Exercise objective> Copy out all the data, word for word.

——

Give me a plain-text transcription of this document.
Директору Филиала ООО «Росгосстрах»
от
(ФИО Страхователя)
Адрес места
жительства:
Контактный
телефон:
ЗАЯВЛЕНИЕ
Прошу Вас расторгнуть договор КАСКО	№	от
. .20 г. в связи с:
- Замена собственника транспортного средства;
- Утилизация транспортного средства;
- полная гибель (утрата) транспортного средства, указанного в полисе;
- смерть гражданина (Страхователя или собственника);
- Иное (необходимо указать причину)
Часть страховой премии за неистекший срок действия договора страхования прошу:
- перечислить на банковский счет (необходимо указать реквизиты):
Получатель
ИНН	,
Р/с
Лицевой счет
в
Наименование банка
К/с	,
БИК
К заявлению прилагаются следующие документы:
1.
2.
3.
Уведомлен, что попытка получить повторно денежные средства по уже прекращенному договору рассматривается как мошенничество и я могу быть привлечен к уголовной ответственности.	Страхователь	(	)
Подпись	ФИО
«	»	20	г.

——

Answer to this task>
Give me a plain-text transcription of this document.
Директору Филиала ООО «Росгосстрах»
от
(ФИО Страхователя)
Адрес места
жительства:
Контактный
телефон:
ЗАЯВЛЕНИЕ
Прошу Вас расторгнуть договор КАСКО	№	от
. .20 г. в связи с:
- Замена собственника транспортного средства;
- Утилизация транспортного средства;
- полная гибель (утрата) транспортного средства, указанного в полисе;
- смерть гражданина (Страхователя или собственника);
- Иное (необходимо указать причину)
Часть страховой премии за неистекший срок действия договора страхования прошу:
- перечислить на банковский счет (необходимо указать реквизиты):
Получатель
ИНН	,
Р/с
Лицевой счет
в
Наименование банка
К/с	,
БИК
К заявлению прилагаются следующие документы:
1.
2.
3.
Уведомлен, что попытка получить повторно денежные средства по уже прекращенному договору рассматривается как мошенничество и я могу быть привлечен к уголовной ответственности.	Страхователь	(	)
Подпись	ФИО
«	»	20	г.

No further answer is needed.